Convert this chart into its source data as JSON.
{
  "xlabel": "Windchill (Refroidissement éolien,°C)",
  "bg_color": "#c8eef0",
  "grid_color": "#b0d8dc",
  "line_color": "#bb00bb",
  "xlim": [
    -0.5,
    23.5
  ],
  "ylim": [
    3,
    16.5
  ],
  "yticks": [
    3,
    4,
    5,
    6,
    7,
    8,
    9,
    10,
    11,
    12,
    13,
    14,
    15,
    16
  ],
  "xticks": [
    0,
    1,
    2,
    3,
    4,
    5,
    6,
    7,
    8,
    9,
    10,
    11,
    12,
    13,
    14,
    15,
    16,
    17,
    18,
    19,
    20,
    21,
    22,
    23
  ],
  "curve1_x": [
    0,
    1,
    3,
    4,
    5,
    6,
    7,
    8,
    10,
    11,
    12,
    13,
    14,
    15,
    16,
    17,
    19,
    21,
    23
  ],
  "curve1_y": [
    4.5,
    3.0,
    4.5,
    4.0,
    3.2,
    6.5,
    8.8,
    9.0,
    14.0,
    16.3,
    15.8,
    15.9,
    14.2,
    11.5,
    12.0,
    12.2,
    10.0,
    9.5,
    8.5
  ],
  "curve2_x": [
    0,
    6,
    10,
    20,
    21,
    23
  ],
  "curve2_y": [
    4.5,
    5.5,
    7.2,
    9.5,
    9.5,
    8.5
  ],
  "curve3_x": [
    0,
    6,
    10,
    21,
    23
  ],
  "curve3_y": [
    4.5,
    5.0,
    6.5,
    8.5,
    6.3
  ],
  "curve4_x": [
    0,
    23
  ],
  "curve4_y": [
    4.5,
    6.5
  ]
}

---*---

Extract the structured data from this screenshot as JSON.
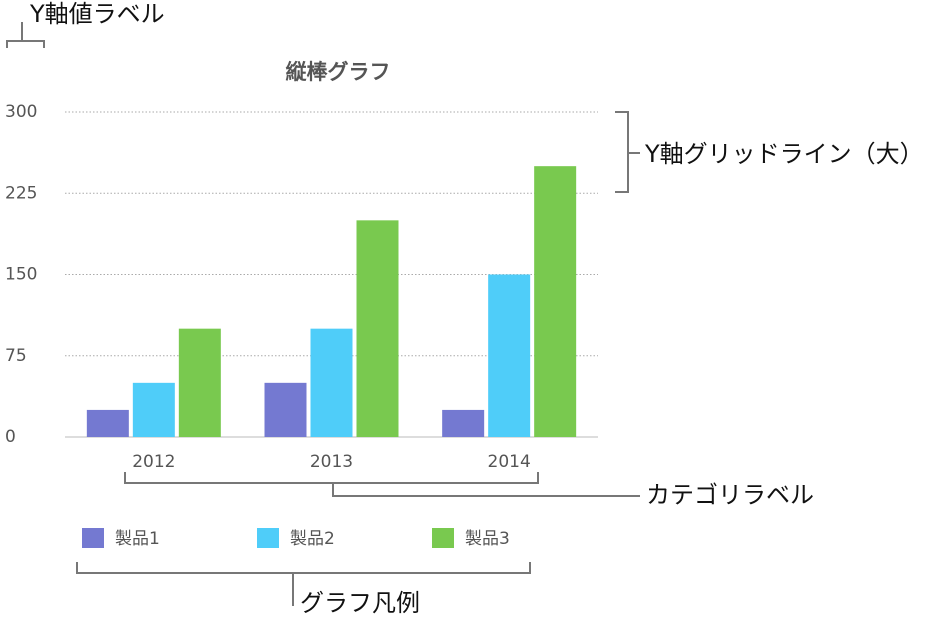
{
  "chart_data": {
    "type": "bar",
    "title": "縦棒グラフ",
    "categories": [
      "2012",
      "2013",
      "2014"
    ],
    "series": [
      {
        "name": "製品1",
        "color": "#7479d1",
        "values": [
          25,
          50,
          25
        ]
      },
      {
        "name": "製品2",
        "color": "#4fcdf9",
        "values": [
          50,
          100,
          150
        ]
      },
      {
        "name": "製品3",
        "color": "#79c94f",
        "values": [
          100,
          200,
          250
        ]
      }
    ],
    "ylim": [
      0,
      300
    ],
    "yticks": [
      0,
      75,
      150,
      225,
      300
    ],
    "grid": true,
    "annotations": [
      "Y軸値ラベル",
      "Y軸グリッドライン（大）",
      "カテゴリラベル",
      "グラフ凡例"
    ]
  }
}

---*---

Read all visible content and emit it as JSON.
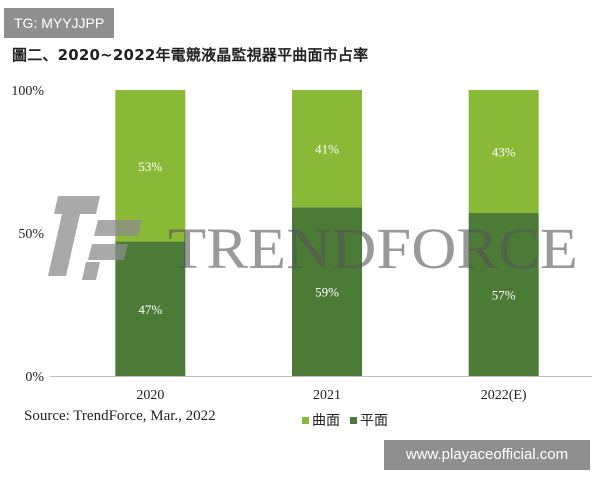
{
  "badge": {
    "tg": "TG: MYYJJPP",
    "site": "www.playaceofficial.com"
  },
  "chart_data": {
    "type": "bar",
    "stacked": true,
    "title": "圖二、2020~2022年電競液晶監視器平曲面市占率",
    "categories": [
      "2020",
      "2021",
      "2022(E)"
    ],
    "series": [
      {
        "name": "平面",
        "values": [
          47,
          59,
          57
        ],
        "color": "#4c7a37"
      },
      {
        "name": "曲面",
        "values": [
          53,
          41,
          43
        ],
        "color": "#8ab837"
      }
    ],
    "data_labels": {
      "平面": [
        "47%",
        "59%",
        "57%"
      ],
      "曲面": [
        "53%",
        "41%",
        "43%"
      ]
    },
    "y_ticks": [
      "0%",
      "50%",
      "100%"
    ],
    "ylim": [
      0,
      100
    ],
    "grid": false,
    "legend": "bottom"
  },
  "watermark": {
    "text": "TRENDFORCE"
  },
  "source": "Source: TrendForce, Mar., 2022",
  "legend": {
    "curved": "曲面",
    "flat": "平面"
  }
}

---*---

• Your goal: Above are the records. Identify each line that contains the word "name".

• Worked solution:
        "name": "製品1",
        "name": "製品2",
        "name": "製品3",
        "name": "平面",
        "name": "曲面",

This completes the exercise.